Collected data
========================================

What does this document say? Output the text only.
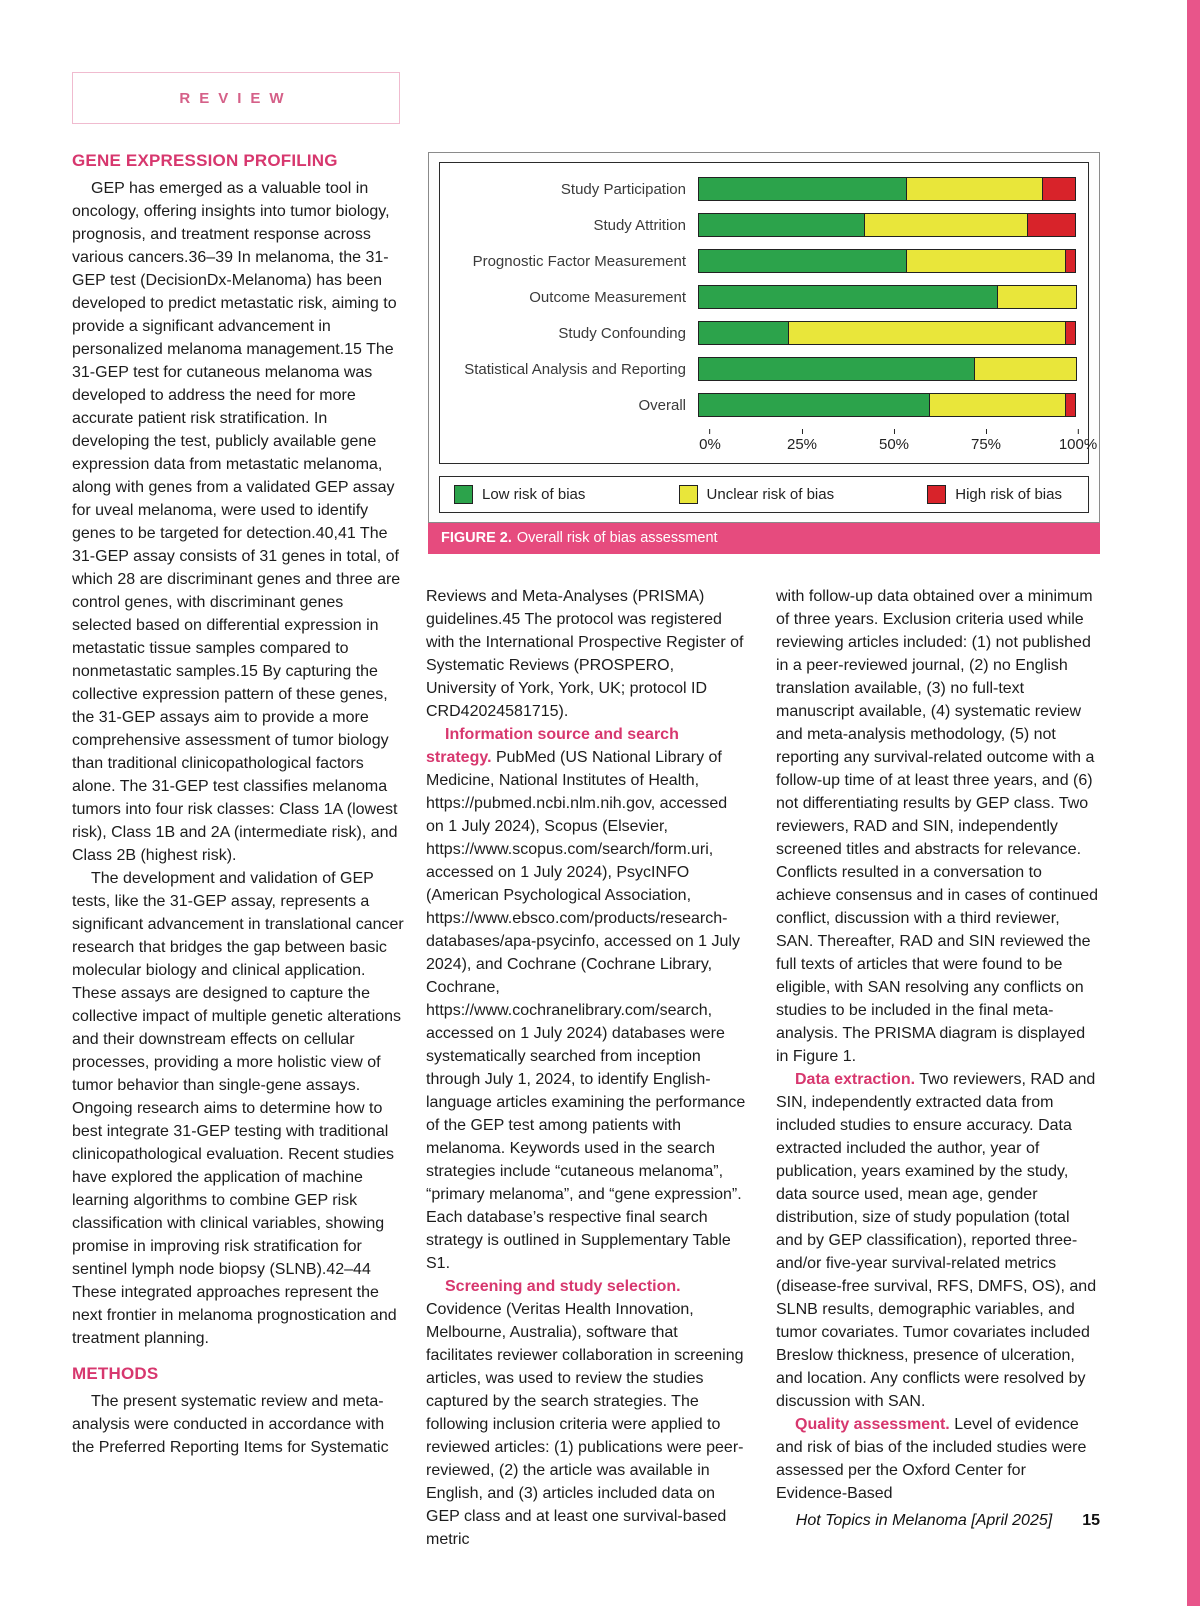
REVIEW
GENE EXPRESSION PROFILING

GEP has emerged as a valuable tool in oncology, offering insights into tumor biology, prognosis, and treatment response across various cancers.36–39 In melanoma, the 31-GEP test (DecisionDx-Melanoma) has been developed to predict metastatic risk, aiming to provide a significant advancement in personalized melanoma management.15 The 31-GEP test for cutaneous melanoma was developed to address the need for more accurate patient risk stratification. In developing the test, publicly available gene expression data from metastatic melanoma, along with genes from a validated GEP assay for uveal melanoma, were used to identify genes to be targeted for detection.40,41 The 31-GEP assay consists of 31 genes in total, of which 28 are discriminant genes and three are control genes, with discriminant genes selected based on differential expression in metastatic tissue samples compared to nonmetastatic samples.15 By capturing the collective expression pattern of these genes, the 31-GEP assays aim to provide a more comprehensive assessment of tumor biology than traditional clinicopathological factors alone. The 31-GEP test classifies melanoma tumors into four risk classes: Class 1A (lowest risk), Class 1B and 2A (intermediate risk), and Class 2B (highest risk).

The development and validation of GEP tests, like the 31-GEP assay, represents a significant advancement in translational cancer research that bridges the gap between basic molecular biology and clinical application. These assays are designed to capture the collective impact of multiple genetic alterations and their downstream effects on cellular processes, providing a more holistic view of tumor behavior than single-gene assays. Ongoing research aims to determine how to best integrate 31-GEP testing with traditional clinicopathological evaluation. Recent studies have explored the application of machine learning algorithms to combine GEP risk classification with clinical variables, showing promise in improving risk stratification for sentinel lymph node biopsy (SLNB).42–44 These integrated approaches represent the next frontier in melanoma prognostication and treatment planning.

METHODS

The present systematic review and meta-analysis were conducted in accordance with the Preferred Reporting Items for Systematic

Study Participation
Study Attrition
Prognostic Factor Measurement
Outcome Measurement
Study Confounding
Statistical Analysis and Reporting
Overall
0%	25%	50%	75%	100%
Low risk of bias	Unclear risk of bias	High risk of bias
FIGURE 2. Overall risk of bias assessment

Reviews and Meta-Analyses (PRISMA) guidelines.45 The protocol was registered with the International Prospective Register of Systematic Reviews (PROSPERO, University of York, York, UK; protocol ID CRD42024581715).

Information source and search strategy. PubMed (US National Library of Medicine, National Institutes of Health, https://pubmed.ncbi.nlm.nih.gov, accessed on 1 July 2024), Scopus (Elsevier, https://www.scopus.com/search/form.uri, accessed on 1 July 2024), PsycINFO (American Psychological Association, https://www.ebsco.com/products/research-databases/apa-psycinfo, accessed on 1 July 2024), and Cochrane (Cochrane Library, Cochrane, https://www.cochranelibrary.com/search, accessed on 1 July 2024) databases were systematically searched from inception through July 1, 2024, to identify English-language articles examining the performance of the GEP test among patients with melanoma. Keywords used in the search strategies include “cutaneous melanoma”, “primary melanoma”, and “gene expression”. Each database’s respective final search strategy is outlined in Supplementary Table S1.

Screening and study selection. Covidence (Veritas Health Innovation, Melbourne, Australia), software that facilitates reviewer collaboration in screening articles, was used to review the studies captured by the search strategies. The following inclusion criteria were applied to reviewed articles: (1) publications were peer-reviewed, (2) the article was available in English, and (3) articles included data on GEP class and at least one survival-based metric

with follow-up data obtained over a minimum of three years. Exclusion criteria used while reviewing articles included: (1) not published in a peer-reviewed journal, (2) no English translation available, (3) no full-text manuscript available, (4) systematic review and meta-analysis methodology, (5) not reporting any survival-related outcome with a follow-up time of at least three years, and (6) not differentiating results by GEP class. Two reviewers, RAD and SIN, independently screened titles and abstracts for relevance. Conflicts resulted in a conversation to achieve consensus and in cases of continued conflict, discussion with a third reviewer, SAN. Thereafter, RAD and SIN reviewed the full texts of articles that were found to be eligible, with SAN resolving any conflicts on studies to be included in the final meta-analysis. The PRISMA diagram is displayed in Figure 1.

Data extraction. Two reviewers, RAD and SIN, independently extracted data from included studies to ensure accuracy. Data extracted included the author, year of publication, years examined by the study, data source used, mean age, gender distribution, size of study population (total and by GEP classification), reported three- and/or five-year survival-related metrics (disease-free survival, RFS, DMFS, OS), and SLNB results, demographic variables, and tumor covariates. Tumor covariates included Breslow thickness, presence of ulceration, and location. Any conflicts were resolved by discussion with SAN.

Quality assessment. Level of evidence and risk of bias of the included studies were assessed per the Oxford Center for Evidence-Based

Hot Topics in Melanoma [April 2025] 15
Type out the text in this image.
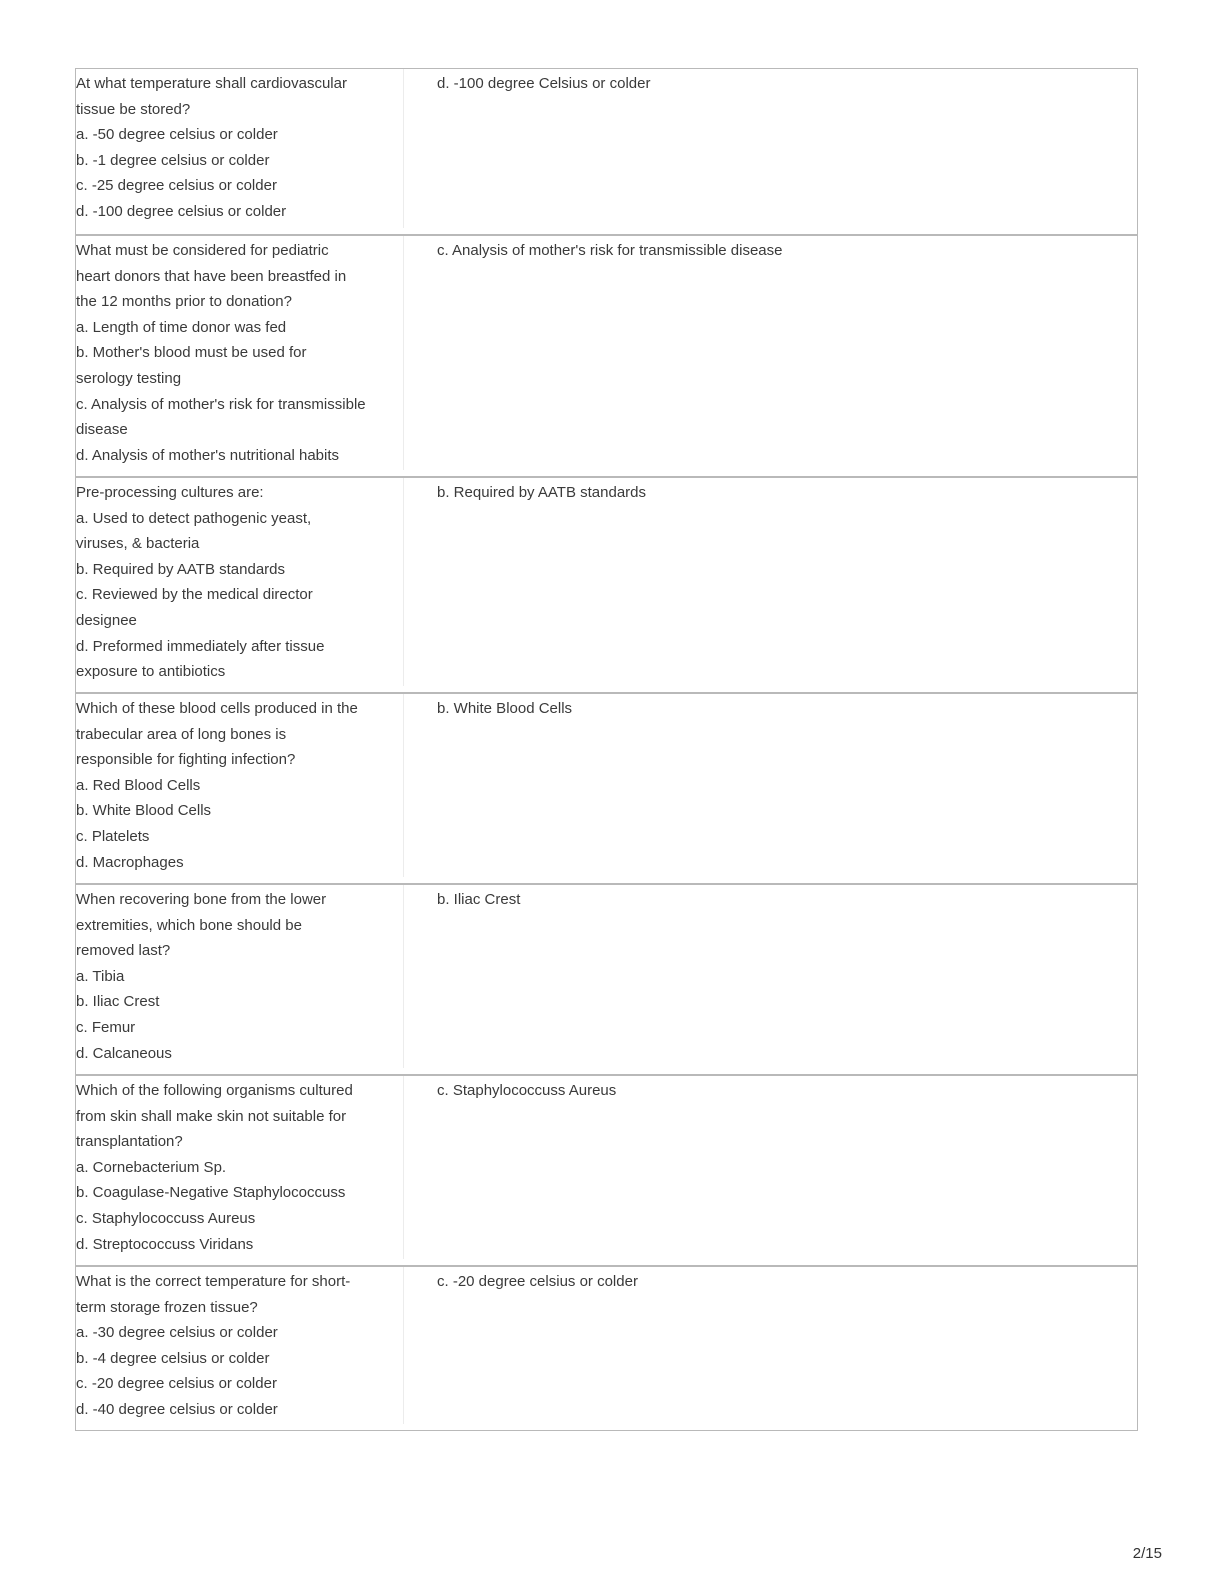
At what temperature shall cardiovascular
tissue be stored?
a. -50 degree celsius or colder
b. -1 degree celsius or colder
c. -25 degree celsius or colder
d. -100 degree celsius or colder
d. -100 degree Celsius or colder
What must be considered for pediatric
heart donors that have been breastfed in
the 12 months prior to donation?
a. Length of time donor was fed
b. Mother's blood must be used for
serology testing
c. Analysis of mother's risk for transmissible
disease
d. Analysis of mother's nutritional habits
c. Analysis of mother's risk for transmissible disease
Pre-processing cultures are:
a. Used to detect pathogenic yeast,
viruses, & bacteria
b. Required by AATB standards
c. Reviewed by the medical director
designee
d. Preformed immediately after tissue
exposure to antibiotics
b. Required by AATB standards
Which of these blood cells produced in the
trabecular area of long bones is
responsible for fighting infection?
a. Red Blood Cells
b. White Blood Cells
c. Platelets
d. Macrophages
b. White Blood Cells
When recovering bone from the lower
extremities, which bone should be
removed last?
a. Tibia
b. Iliac Crest
c. Femur
d. Calcaneous
b. Iliac Crest
Which of the following organisms cultured
from skin shall make skin not suitable for
transplantation?
a. Cornebacterium Sp.
b. Coagulase-Negative Staphylococcuss
c. Staphylococcuss Aureus
d. Streptococcuss Viridans
c. Staphylococcuss Aureus
What is the correct temperature for short-
term storage frozen tissue?
a. -30 degree celsius or colder
b. -4 degree celsius or colder
c. -20 degree celsius or colder
d. -40 degree celsius or colder
c. -20 degree celsius or colder
2/15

========================================

EXERCISE
What you return should be the entries from above, unchanged and without their images.

WRITTEN SOLUTION
What does this document say? Output the text only.
REVIEW
GENE EXPRESSION PROFILING

GEP has emerged as a valuable tool in oncology, offering insights into tumor biology, prognosis, and treatment response across various cancers.36–39 In melanoma, the 31-GEP test (DecisionDx-Melanoma) has been developed to predict metastatic risk, aiming to provide a significant advancement in personalized melanoma management.15 The 31-GEP test for cutaneous melanoma was developed to address the need for more accurate patient risk stratification. In developing the test, publicly available gene expression data from metastatic melanoma, along with genes from a validated GEP assay for uveal melanoma, were used to identify genes to be targeted for detection.40,41 The 31-GEP assay consists of 31 genes in total, of which 28 are discriminant genes and three are control genes, with discriminant genes selected based on differential expression in metastatic tissue samples compared to nonmetastatic samples.15 By capturing the collective expression pattern of these genes, the 31-GEP assays aim to provide a more comprehensive assessment of tumor biology than traditional clinicopathological factors alone. The 31-GEP test classifies melanoma tumors into four risk classes: Class 1A (lowest risk), Class 1B and 2A (intermediate risk), and Class 2B (highest risk).

The development and validation of GEP tests, like the 31-GEP assay, represents a significant advancement in translational cancer research that bridges the gap between basic molecular biology and clinical application. These assays are designed to capture the collective impact of multiple genetic alterations and their downstream effects on cellular processes, providing a more holistic view of tumor behavior than single-gene assays. Ongoing research aims to determine how to best integrate 31-GEP testing with traditional clinicopathological evaluation. Recent studies have explored the application of machine learning algorithms to combine GEP risk classification with clinical variables, showing promise in improving risk stratification for sentinel lymph node biopsy (SLNB).42–44 These integrated approaches represent the next frontier in melanoma prognostication and treatment planning.

METHODS

The present systematic review and meta-analysis were conducted in accordance with the Preferred Reporting Items for Systematic

Study Participation
Study Attrition
Prognostic Factor Measurement
Outcome Measurement
Study Confounding
Statistical Analysis and Reporting
Overall
0%	25%	50%	75%	100%
Low risk of bias	Unclear risk of bias	High risk of bias
FIGURE 2. Overall risk of bias assessment

Reviews and Meta-Analyses (PRISMA) guidelines.45 The protocol was registered with the International Prospective Register of Systematic Reviews (PROSPERO, University of York, York, UK; protocol ID CRD42024581715).

Information source and search strategy. PubMed (US National Library of Medicine, National Institutes of Health, https://pubmed.ncbi.nlm.nih.gov, accessed on 1 July 2024), Scopus (Elsevier, https://www.scopus.com/search/form.uri, accessed on 1 July 2024), PsycINFO (American Psychological Association, https://www.ebsco.com/products/research-databases/apa-psycinfo, accessed on 1 July 2024), and Cochrane (Cochrane Library, Cochrane, https://www.cochranelibrary.com/search, accessed on 1 July 2024) databases were systematically searched from inception through July 1, 2024, to identify English-language articles examining the performance of the GEP test among patients with melanoma. Keywords used in the search strategies include “cutaneous melanoma”, “primary melanoma”, and “gene expression”. Each database’s respective final search strategy is outlined in Supplementary Table S1.

Screening and study selection. Covidence (Veritas Health Innovation, Melbourne, Australia), software that facilitates reviewer collaboration in screening articles, was used to review the studies captured by the search strategies. The following inclusion criteria were applied to reviewed articles: (1) publications were peer-reviewed, (2) the article was available in English, and (3) articles included data on GEP class and at least one survival-based metric

with follow-up data obtained over a minimum of three years. Exclusion criteria used while reviewing articles included: (1) not published in a peer-reviewed journal, (2) no English translation available, (3) no full-text manuscript available, (4) systematic review and meta-analysis methodology, (5) not reporting any survival-related outcome with a follow-up time of at least three years, and (6) not differentiating results by GEP class. Two reviewers, RAD and SIN, independently screened titles and abstracts for relevance. Conflicts resulted in a conversation to achieve consensus and in cases of continued conflict, discussion with a third reviewer, SAN. Thereafter, RAD and SIN reviewed the full texts of articles that were found to be eligible, with SAN resolving any conflicts on studies to be included in the final meta-analysis. The PRISMA diagram is displayed in Figure 1.

Data extraction. Two reviewers, RAD and SIN, independently extracted data from included studies to ensure accuracy. Data extracted included the author, year of publication, years examined by the study, data source used, mean age, gender distribution, size of study population (total and by GEP classification), reported three- and/or five-year survival-related metrics (disease-free survival, RFS, DMFS, OS), and SLNB results, demographic variables, and tumor covariates. Tumor covariates included Breslow thickness, presence of ulceration, and location. Any conflicts were resolved by discussion with SAN.

Quality assessment. Level of evidence and risk of bias of the included studies were assessed per the Oxford Center for Evidence-Based

Hot Topics in Melanoma [April 2025] 15
Type out the text in this image.
At what temperature shall cardiovascular
tissue be stored?
a. -50 degree celsius or colder
b. -1 degree celsius or colder
c. -25 degree celsius or colder
d. -100 degree celsius or colder
d. -100 degree Celsius or colder
What must be considered for pediatric
heart donors that have been breastfed in
the 12 months prior to donation?
a. Length of time donor was fed
b. Mother's blood must be used for
serology testing
c. Analysis of mother's risk for transmissible
disease
d. Analysis of mother's nutritional habits
c. Analysis of mother's risk for transmissible disease
Pre-processing cultures are:
a. Used to detect pathogenic yeast,
viruses, & bacteria
b. Required by AATB standards
c. Reviewed by the medical director
designee
d. Preformed immediately after tissue
exposure to antibiotics
b. Required by AATB standards
Which of these blood cells produced in the
trabecular area of long bones is
responsible for fighting infection?
a. Red Blood Cells
b. White Blood Cells
c. Platelets
d. Macrophages
b. White Blood Cells
When recovering bone from the lower
extremities, which bone should be
removed last?
a. Tibia
b. Iliac Crest
c. Femur
d. Calcaneous
b. Iliac Crest
Which of the following organisms cultured
from skin shall make skin not suitable for
transplantation?
a. Cornebacterium Sp.
b. Coagulase-Negative Staphylococcuss
c. Staphylococcuss Aureus
d. Streptococcuss Viridans
c. Staphylococcuss Aureus
What is the correct temperature for short-
term storage frozen tissue?
a. -30 degree celsius or colder
b. -4 degree celsius or colder
c. -20 degree celsius or colder
d. -40 degree celsius or colder
c. -20 degree celsius or colder
2/15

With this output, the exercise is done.